[start MATERIAL]

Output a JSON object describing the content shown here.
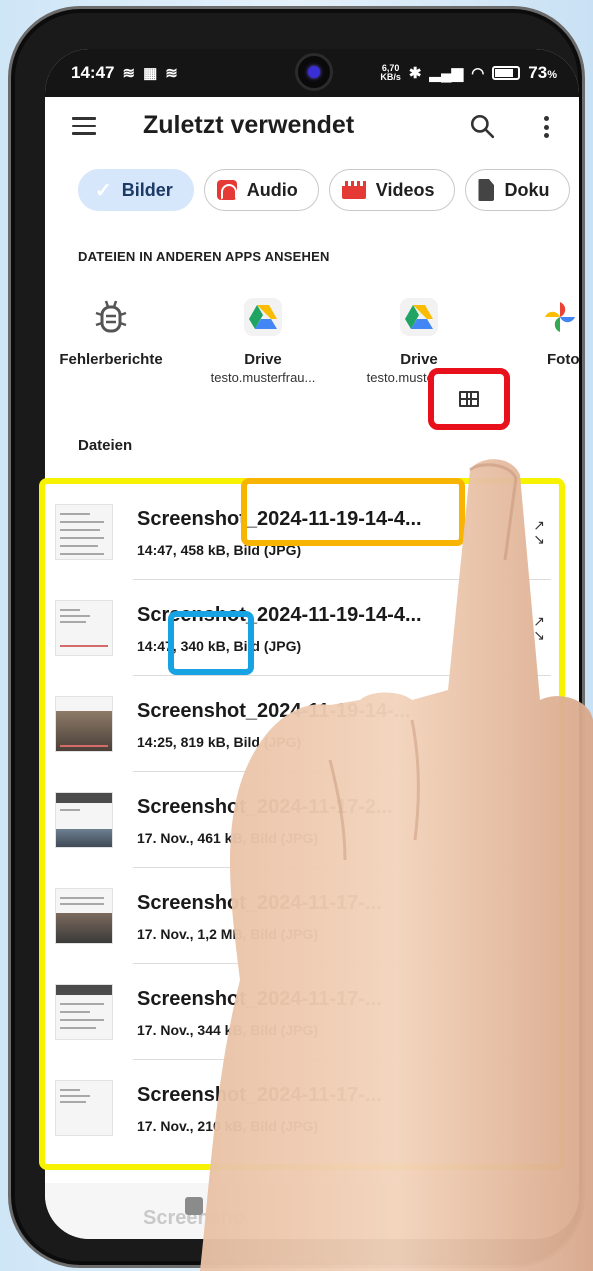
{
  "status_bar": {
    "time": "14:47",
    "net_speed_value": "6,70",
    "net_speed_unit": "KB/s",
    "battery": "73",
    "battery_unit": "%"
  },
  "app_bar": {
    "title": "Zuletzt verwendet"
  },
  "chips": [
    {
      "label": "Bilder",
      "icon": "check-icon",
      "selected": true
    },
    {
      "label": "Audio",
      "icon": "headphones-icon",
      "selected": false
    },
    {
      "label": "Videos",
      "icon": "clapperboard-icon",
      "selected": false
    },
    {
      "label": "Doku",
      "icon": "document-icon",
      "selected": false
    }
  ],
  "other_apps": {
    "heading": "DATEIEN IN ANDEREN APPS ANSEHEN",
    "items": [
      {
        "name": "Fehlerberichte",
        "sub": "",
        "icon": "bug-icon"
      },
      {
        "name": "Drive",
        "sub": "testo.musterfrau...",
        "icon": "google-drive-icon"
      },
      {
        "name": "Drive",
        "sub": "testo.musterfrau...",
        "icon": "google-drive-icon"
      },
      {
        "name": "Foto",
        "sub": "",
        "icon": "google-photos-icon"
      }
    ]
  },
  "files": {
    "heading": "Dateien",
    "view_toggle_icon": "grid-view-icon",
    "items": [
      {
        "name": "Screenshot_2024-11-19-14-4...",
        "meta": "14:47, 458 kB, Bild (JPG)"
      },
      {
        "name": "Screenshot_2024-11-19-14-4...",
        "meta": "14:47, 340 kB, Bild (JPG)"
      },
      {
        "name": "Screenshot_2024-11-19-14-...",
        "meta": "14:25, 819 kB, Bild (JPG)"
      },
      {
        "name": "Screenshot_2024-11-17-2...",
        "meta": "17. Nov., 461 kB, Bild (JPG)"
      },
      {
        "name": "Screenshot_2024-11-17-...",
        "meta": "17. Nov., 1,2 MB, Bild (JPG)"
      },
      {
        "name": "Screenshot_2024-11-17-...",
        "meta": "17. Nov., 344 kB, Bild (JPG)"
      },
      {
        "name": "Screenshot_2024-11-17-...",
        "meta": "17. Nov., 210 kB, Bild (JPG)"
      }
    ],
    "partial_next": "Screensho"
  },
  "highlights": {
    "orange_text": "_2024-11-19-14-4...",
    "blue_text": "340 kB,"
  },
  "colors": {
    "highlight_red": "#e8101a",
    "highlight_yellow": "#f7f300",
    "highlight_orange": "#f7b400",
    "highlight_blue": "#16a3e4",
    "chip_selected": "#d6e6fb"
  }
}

[end MATERIAL]

WRITTEN INSTRUCTION: Will you restate every entry word for word and omit the images?

CORRECT RESPONSE:
Output a JSON object describing the content shown here.
{
  "status_bar": {
    "time": "14:47",
    "net_speed_value": "6,70",
    "net_speed_unit": "KB/s",
    "battery": "73",
    "battery_unit": "%"
  },
  "app_bar": {
    "title": "Zuletzt verwendet"
  },
  "chips": [
    {
      "label": "Bilder",
      "icon": "check-icon",
      "selected": true
    },
    {
      "label": "Audio",
      "icon": "headphones-icon",
      "selected": false
    },
    {
      "label": "Videos",
      "icon": "clapperboard-icon",
      "selected": false
    },
    {
      "label": "Doku",
      "icon": "document-icon",
      "selected": false
    }
  ],
  "other_apps": {
    "heading": "DATEIEN IN ANDEREN APPS ANSEHEN",
    "items": [
      {
        "name": "Fehlerberichte",
        "sub": "",
        "icon": "bug-icon"
      },
      {
        "name": "Drive",
        "sub": "testo.musterfrau...",
        "icon": "google-drive-icon"
      },
      {
        "name": "Drive",
        "sub": "testo.musterfrau...",
        "icon": "google-drive-icon"
      },
      {
        "name": "Foto",
        "sub": "",
        "icon": "google-photos-icon"
      }
    ]
  },
  "files": {
    "heading": "Dateien",
    "view_toggle_icon": "grid-view-icon",
    "items": [
      {
        "name": "Screenshot_2024-11-19-14-4...",
        "meta": "14:47, 458 kB, Bild (JPG)"
      },
      {
        "name": "Screenshot_2024-11-19-14-4...",
        "meta": "14:47, 340 kB, Bild (JPG)"
      },
      {
        "name": "Screenshot_2024-11-19-14-...",
        "meta": "14:25, 819 kB, Bild (JPG)"
      },
      {
        "name": "Screenshot_2024-11-17-2...",
        "meta": "17. Nov., 461 kB, Bild (JPG)"
      },
      {
        "name": "Screenshot_2024-11-17-...",
        "meta": "17. Nov., 1,2 MB, Bild (JPG)"
      },
      {
        "name": "Screenshot_2024-11-17-...",
        "meta": "17. Nov., 344 kB, Bild (JPG)"
      },
      {
        "name": "Screenshot_2024-11-17-...",
        "meta": "17. Nov., 210 kB, Bild (JPG)"
      }
    ],
    "partial_next": "Screensho"
  },
  "highlights": {
    "orange_text": "_2024-11-19-14-4...",
    "blue_text": "340 kB,"
  },
  "colors": {
    "highlight_red": "#e8101a",
    "highlight_yellow": "#f7f300",
    "highlight_orange": "#f7b400",
    "highlight_blue": "#16a3e4",
    "chip_selected": "#d6e6fb"
  }
}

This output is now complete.